### Dataset records
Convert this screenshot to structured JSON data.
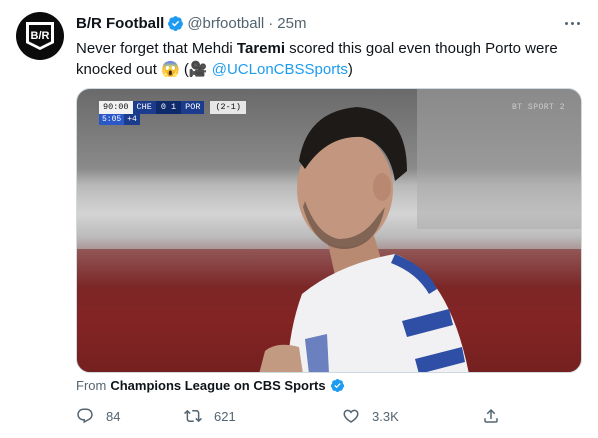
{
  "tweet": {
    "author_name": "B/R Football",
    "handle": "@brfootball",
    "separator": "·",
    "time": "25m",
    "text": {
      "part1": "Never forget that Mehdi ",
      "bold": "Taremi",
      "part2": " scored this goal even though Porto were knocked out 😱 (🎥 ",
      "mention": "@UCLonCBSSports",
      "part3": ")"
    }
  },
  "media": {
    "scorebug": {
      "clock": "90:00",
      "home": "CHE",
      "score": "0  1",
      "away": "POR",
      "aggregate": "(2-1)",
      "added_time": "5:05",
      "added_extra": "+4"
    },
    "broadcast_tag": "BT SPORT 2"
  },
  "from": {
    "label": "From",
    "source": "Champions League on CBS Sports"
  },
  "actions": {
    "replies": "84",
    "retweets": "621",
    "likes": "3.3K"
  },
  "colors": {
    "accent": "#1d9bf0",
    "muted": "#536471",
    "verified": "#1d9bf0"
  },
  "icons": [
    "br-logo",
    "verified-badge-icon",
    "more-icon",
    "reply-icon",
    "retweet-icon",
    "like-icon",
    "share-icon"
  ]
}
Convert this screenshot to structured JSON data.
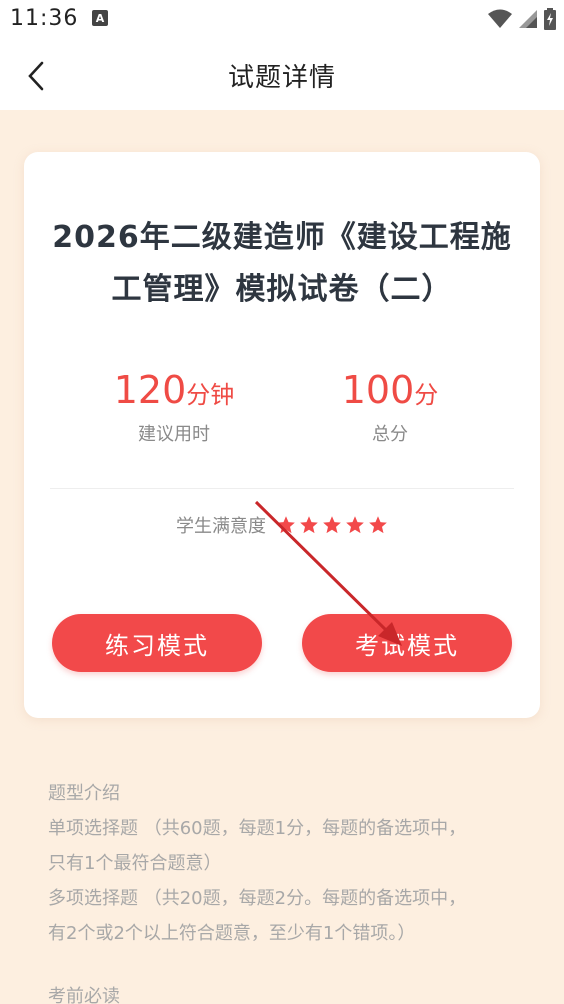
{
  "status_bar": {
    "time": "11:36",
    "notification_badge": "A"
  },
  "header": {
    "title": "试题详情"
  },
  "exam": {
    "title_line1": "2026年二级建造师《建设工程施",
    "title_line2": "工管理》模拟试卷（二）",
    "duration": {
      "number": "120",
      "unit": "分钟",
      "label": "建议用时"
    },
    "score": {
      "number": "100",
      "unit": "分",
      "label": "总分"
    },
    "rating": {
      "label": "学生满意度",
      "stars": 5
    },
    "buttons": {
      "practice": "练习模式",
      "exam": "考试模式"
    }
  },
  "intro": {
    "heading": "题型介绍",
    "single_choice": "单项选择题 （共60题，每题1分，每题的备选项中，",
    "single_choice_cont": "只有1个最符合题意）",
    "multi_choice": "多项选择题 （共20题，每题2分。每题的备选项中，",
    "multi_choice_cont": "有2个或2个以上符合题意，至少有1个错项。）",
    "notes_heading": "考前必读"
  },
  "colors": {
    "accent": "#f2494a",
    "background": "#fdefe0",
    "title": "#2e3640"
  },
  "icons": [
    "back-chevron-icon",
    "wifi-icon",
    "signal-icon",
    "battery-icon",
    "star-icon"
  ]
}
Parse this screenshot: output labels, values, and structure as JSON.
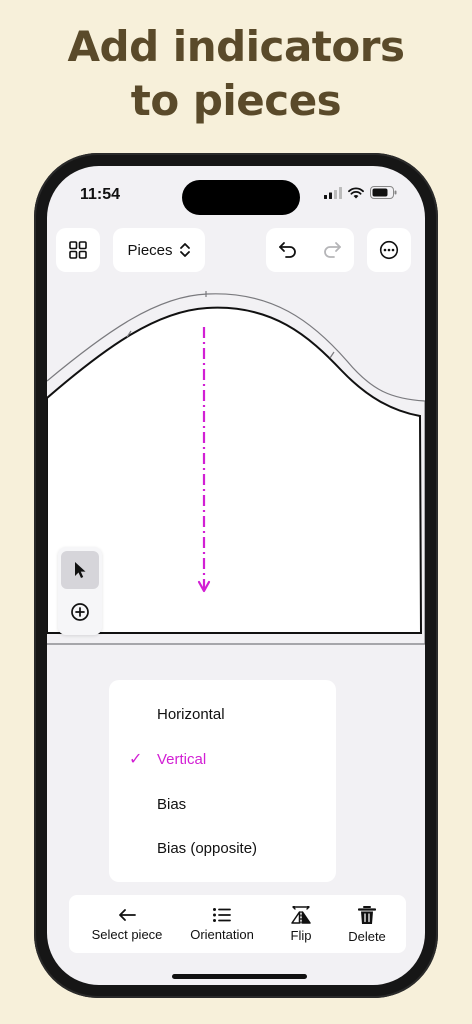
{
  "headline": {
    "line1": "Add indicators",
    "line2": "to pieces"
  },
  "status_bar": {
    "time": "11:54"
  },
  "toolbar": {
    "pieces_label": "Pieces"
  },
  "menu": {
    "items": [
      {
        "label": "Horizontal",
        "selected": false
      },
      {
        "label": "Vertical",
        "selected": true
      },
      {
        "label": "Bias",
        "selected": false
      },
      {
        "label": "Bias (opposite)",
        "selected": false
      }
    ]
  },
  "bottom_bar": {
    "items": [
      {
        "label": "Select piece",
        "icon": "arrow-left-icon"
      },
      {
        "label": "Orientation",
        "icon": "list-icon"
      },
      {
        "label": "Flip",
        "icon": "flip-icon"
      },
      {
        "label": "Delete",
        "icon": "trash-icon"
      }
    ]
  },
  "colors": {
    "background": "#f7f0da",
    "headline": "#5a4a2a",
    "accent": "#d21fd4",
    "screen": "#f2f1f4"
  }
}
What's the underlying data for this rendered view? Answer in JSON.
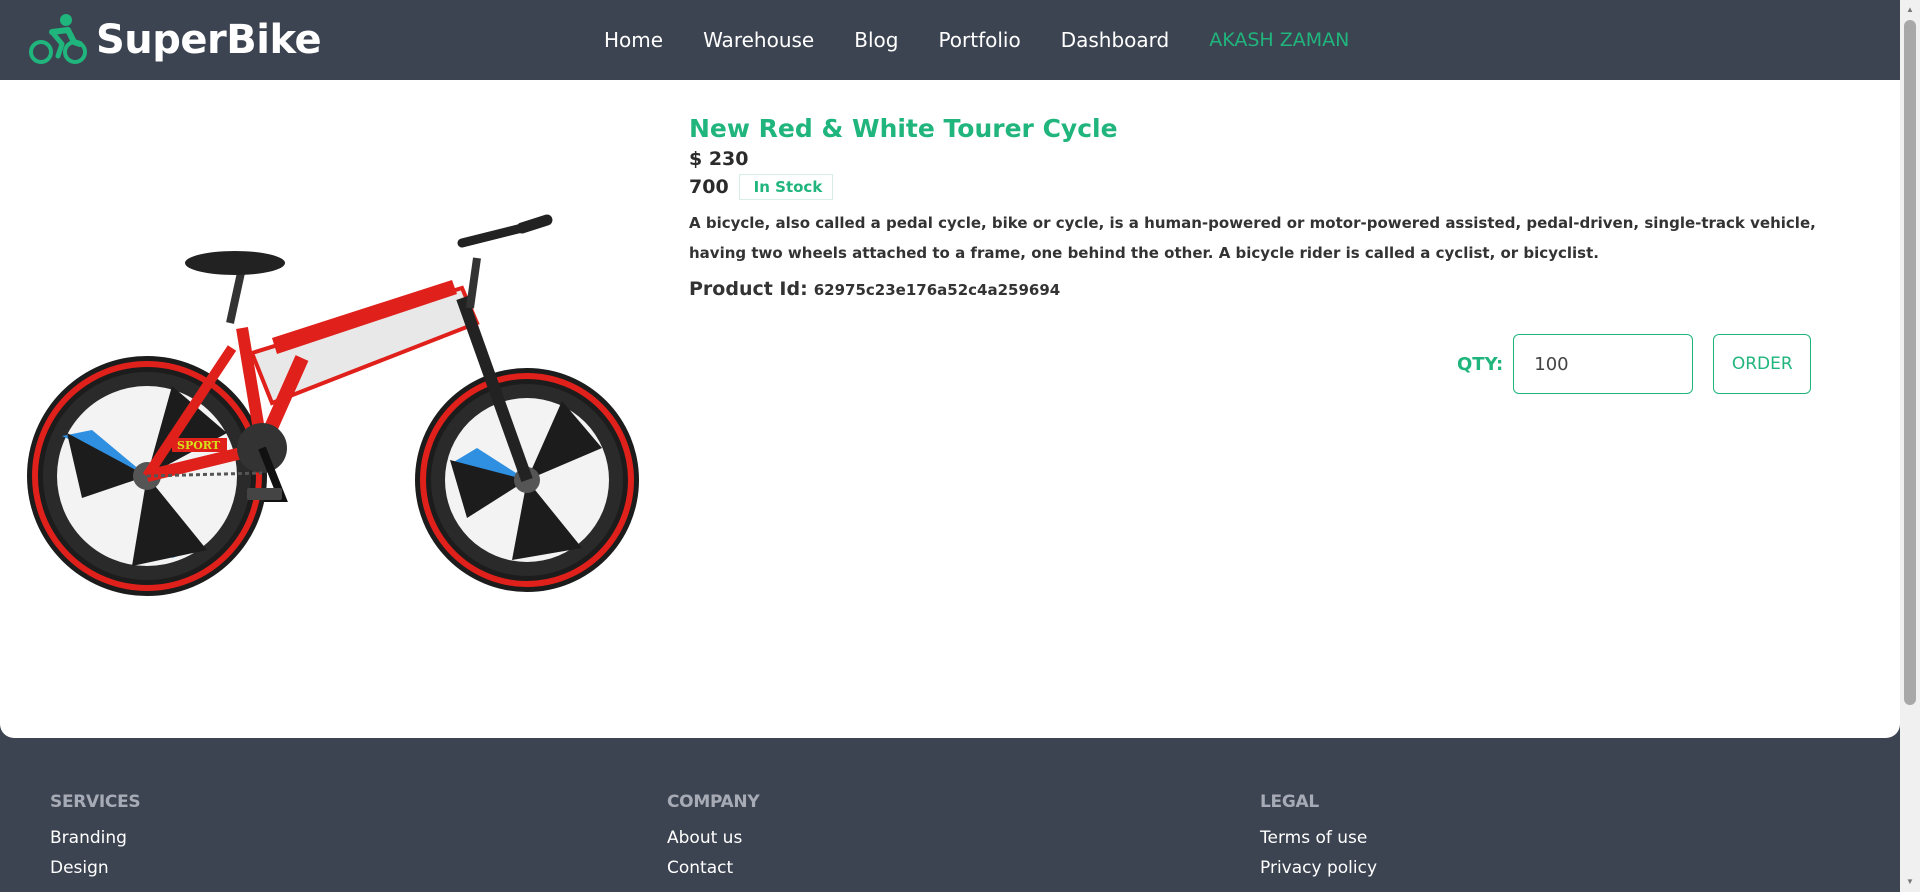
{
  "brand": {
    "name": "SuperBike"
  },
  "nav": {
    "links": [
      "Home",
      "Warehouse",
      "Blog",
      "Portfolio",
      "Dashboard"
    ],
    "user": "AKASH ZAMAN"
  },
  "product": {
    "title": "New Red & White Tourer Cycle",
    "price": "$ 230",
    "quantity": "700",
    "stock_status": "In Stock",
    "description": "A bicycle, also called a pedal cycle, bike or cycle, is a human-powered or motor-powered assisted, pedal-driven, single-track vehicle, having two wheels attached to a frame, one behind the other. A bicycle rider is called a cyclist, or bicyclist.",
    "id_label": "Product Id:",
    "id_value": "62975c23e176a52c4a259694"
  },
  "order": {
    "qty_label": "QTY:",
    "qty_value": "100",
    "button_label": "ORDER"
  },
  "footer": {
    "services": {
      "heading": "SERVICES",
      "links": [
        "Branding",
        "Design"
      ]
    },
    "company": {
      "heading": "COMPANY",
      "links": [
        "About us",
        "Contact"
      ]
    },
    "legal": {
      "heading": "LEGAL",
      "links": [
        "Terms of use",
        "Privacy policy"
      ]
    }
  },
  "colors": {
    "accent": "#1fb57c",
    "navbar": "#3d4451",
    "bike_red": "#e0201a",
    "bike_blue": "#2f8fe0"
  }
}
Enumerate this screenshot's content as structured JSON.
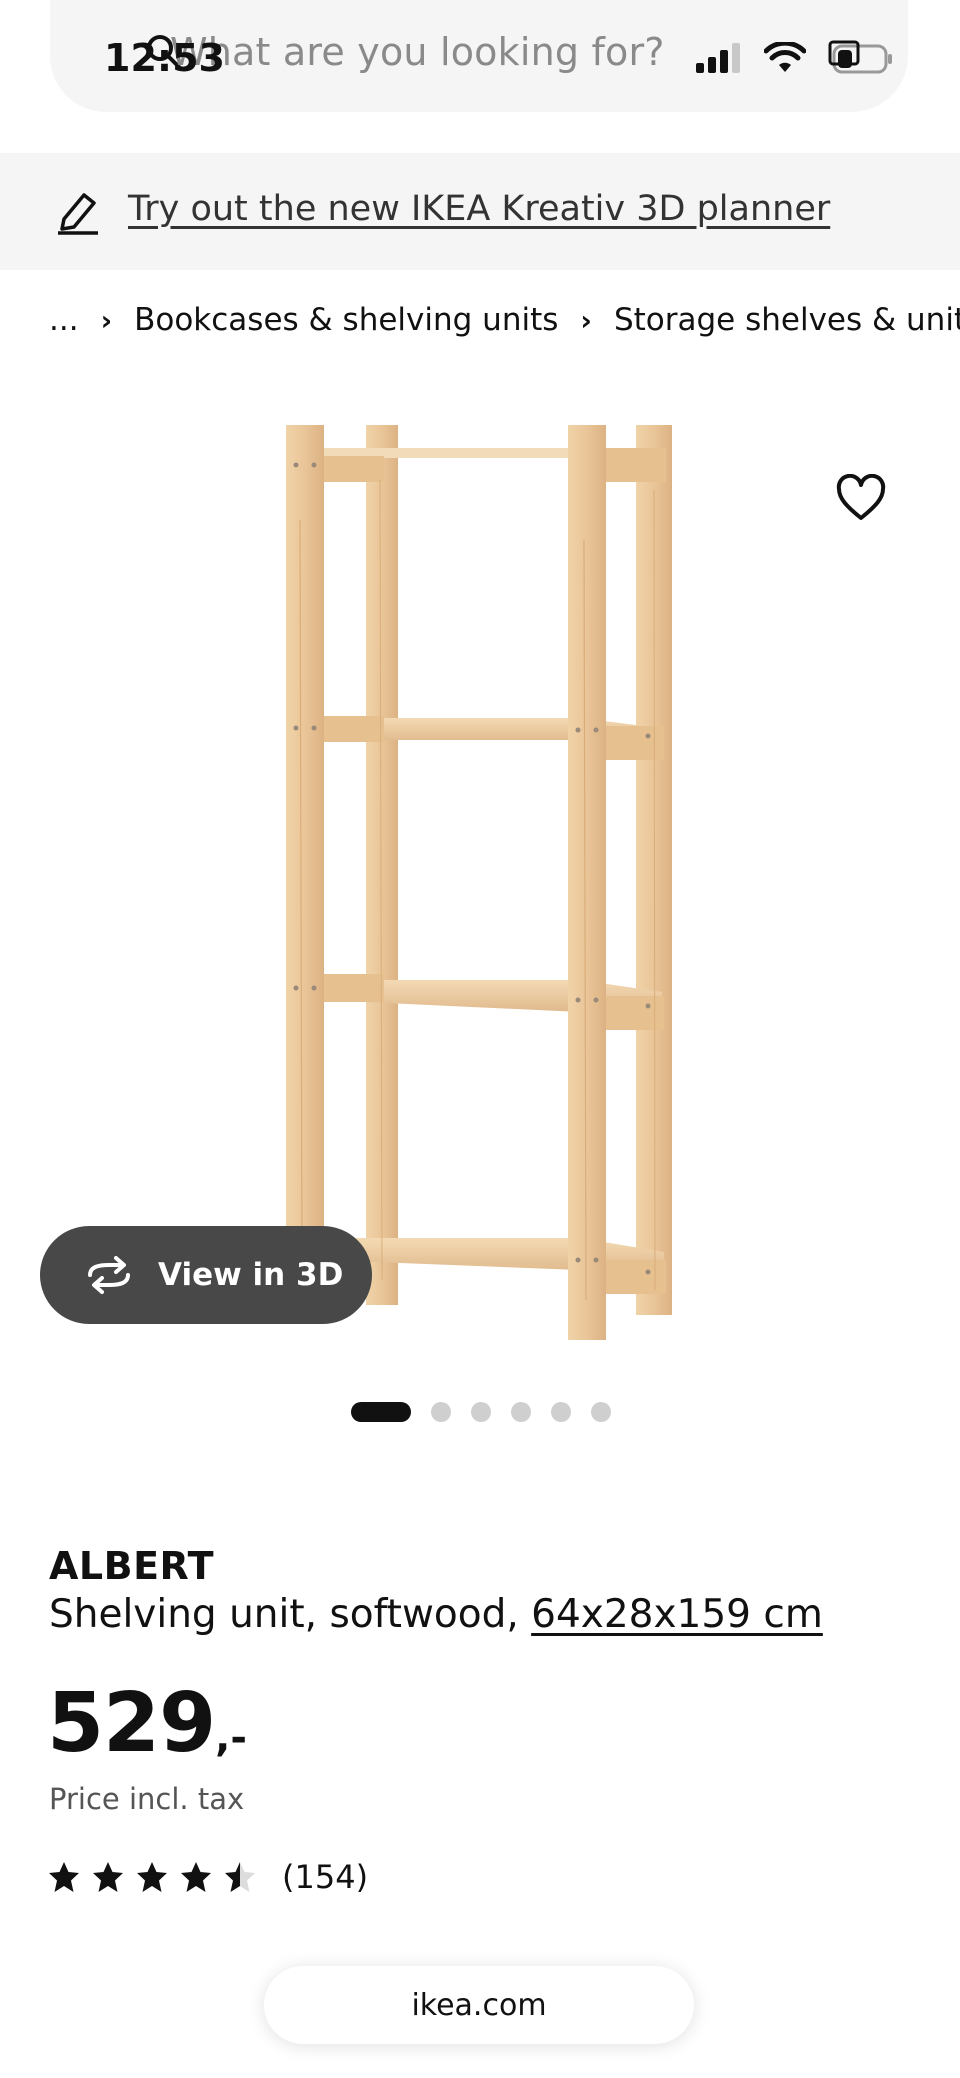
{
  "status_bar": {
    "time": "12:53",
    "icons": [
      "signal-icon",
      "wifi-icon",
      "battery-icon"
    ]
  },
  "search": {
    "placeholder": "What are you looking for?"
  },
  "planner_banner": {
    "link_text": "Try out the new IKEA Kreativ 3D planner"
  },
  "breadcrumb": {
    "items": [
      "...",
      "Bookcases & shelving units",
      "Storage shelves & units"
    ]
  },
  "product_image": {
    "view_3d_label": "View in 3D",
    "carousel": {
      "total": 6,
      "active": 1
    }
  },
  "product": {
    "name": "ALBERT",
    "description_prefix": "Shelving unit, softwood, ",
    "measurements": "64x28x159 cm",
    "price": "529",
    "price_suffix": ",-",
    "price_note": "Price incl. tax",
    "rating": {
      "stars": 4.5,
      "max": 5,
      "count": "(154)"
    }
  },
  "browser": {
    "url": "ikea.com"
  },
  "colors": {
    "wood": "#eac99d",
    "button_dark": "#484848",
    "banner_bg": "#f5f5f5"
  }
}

### Task objective
All of the entries above should be copied exactly, except for the pictures.

### Response to the exercise
Convert this screenshot to structured JSON data.
{
  "tweet": {
    "author_name": "B/R Football",
    "handle": "@brfootball",
    "separator": "·",
    "time": "25m",
    "text": {
      "part1": "Never forget that Mehdi ",
      "bold": "Taremi",
      "part2": " scored this goal even though Porto were knocked out 😱 (🎥 ",
      "mention": "@UCLonCBSSports",
      "part3": ")"
    }
  },
  "media": {
    "scorebug": {
      "clock": "90:00",
      "home": "CHE",
      "score": "0  1",
      "away": "POR",
      "aggregate": "(2-1)",
      "added_time": "5:05",
      "added_extra": "+4"
    },
    "broadcast_tag": "BT SPORT 2"
  },
  "from": {
    "label": "From",
    "source": "Champions League on CBS Sports"
  },
  "actions": {
    "replies": "84",
    "retweets": "621",
    "likes": "3.3K"
  },
  "colors": {
    "accent": "#1d9bf0",
    "muted": "#536471",
    "verified": "#1d9bf0"
  },
  "icons": [
    "br-logo",
    "verified-badge-icon",
    "more-icon",
    "reply-icon",
    "retweet-icon",
    "like-icon",
    "share-icon"
  ]
}
Convert this screenshot to structured JSON data.
{
  "status_bar": {
    "time": "11:36",
    "notification_badge": "A"
  },
  "header": {
    "title": "试题详情"
  },
  "exam": {
    "title_line1": "2026年二级建造师《建设工程施",
    "title_line2": "工管理》模拟试卷（二）",
    "duration": {
      "number": "120",
      "unit": "分钟",
      "label": "建议用时"
    },
    "score": {
      "number": "100",
      "unit": "分",
      "label": "总分"
    },
    "rating": {
      "label": "学生满意度",
      "stars": 5
    },
    "buttons": {
      "practice": "练习模式",
      "exam": "考试模式"
    }
  },
  "intro": {
    "heading": "题型介绍",
    "single_choice": "单项选择题 （共60题，每题1分，每题的备选项中，",
    "single_choice_cont": "只有1个最符合题意）",
    "multi_choice": "多项选择题 （共20题，每题2分。每题的备选项中，",
    "multi_choice_cont": "有2个或2个以上符合题意，至少有1个错项。）",
    "notes_heading": "考前必读"
  },
  "colors": {
    "accent": "#f2494a",
    "background": "#fdefe0",
    "title": "#2e3640"
  },
  "icons": [
    "back-chevron-icon",
    "wifi-icon",
    "signal-icon",
    "battery-icon",
    "star-icon"
  ]
}
Parse this screenshot: output labels, values, and structure as JSON.
{
  "headline": {
    "line1": "Add indicators",
    "line2": "to pieces"
  },
  "status_bar": {
    "time": "11:54"
  },
  "toolbar": {
    "pieces_label": "Pieces"
  },
  "menu": {
    "items": [
      {
        "label": "Horizontal",
        "selected": false
      },
      {
        "label": "Vertical",
        "selected": true
      },
      {
        "label": "Bias",
        "selected": false
      },
      {
        "label": "Bias (opposite)",
        "selected": false
      }
    ]
  },
  "bottom_bar": {
    "items": [
      {
        "label": "Select piece",
        "icon": "arrow-left-icon"
      },
      {
        "label": "Orientation",
        "icon": "list-icon"
      },
      {
        "label": "Flip",
        "icon": "flip-icon"
      },
      {
        "label": "Delete",
        "icon": "trash-icon"
      }
    ]
  },
  "colors": {
    "background": "#f7f0da",
    "headline": "#5a4a2a",
    "accent": "#d21fd4",
    "screen": "#f2f1f4"
  }
}
What's the underlying data for this rendered view? Answer in JSON.
{
  "brand": {
    "name": "SuperBike"
  },
  "nav": {
    "links": [
      "Home",
      "Warehouse",
      "Blog",
      "Portfolio",
      "Dashboard"
    ],
    "user": "AKASH ZAMAN"
  },
  "product": {
    "title": "New Red & White Tourer Cycle",
    "price": "$ 230",
    "quantity": "700",
    "stock_status": "In Stock",
    "description": "A bicycle, also called a pedal cycle, bike or cycle, is a human-powered or motor-powered assisted, pedal-driven, single-track vehicle, having two wheels attached to a frame, one behind the other. A bicycle rider is called a cyclist, or bicyclist.",
    "id_label": "Product Id:",
    "id_value": "62975c23e176a52c4a259694"
  },
  "order": {
    "qty_label": "QTY:",
    "qty_value": "100",
    "button_label": "ORDER"
  },
  "footer": {
    "services": {
      "heading": "SERVICES",
      "links": [
        "Branding",
        "Design"
      ]
    },
    "company": {
      "heading": "COMPANY",
      "links": [
        "About us",
        "Contact"
      ]
    },
    "legal": {
      "heading": "LEGAL",
      "links": [
        "Terms of use",
        "Privacy policy"
      ]
    }
  },
  "colors": {
    "accent": "#1fb57c",
    "navbar": "#3d4451",
    "bike_red": "#e0201a",
    "bike_blue": "#2f8fe0"
  }
}
Enumerate this screenshot's content as structured JSON.
{
  "status_bar": {
    "time": "12:53",
    "icons": [
      "signal-icon",
      "wifi-icon",
      "battery-icon"
    ]
  },
  "search": {
    "placeholder": "What are you looking for?"
  },
  "planner_banner": {
    "link_text": "Try out the new IKEA Kreativ 3D planner"
  },
  "breadcrumb": {
    "items": [
      "...",
      "Bookcases & shelving units",
      "Storage shelves & units"
    ]
  },
  "product_image": {
    "view_3d_label": "View in 3D",
    "carousel": {
      "total": 6,
      "active": 1
    }
  },
  "product": {
    "name": "ALBERT",
    "description_prefix": "Shelving unit, softwood, ",
    "measurements": "64x28x159 cm",
    "price": "529",
    "price_suffix": ",-",
    "price_note": "Price incl. tax",
    "rating": {
      "stars": 4.5,
      "max": 5,
      "count": "(154)"
    }
  },
  "browser": {
    "url": "ikea.com"
  },
  "colors": {
    "wood": "#eac99d",
    "button_dark": "#484848",
    "banner_bg": "#f5f5f5"
  }
}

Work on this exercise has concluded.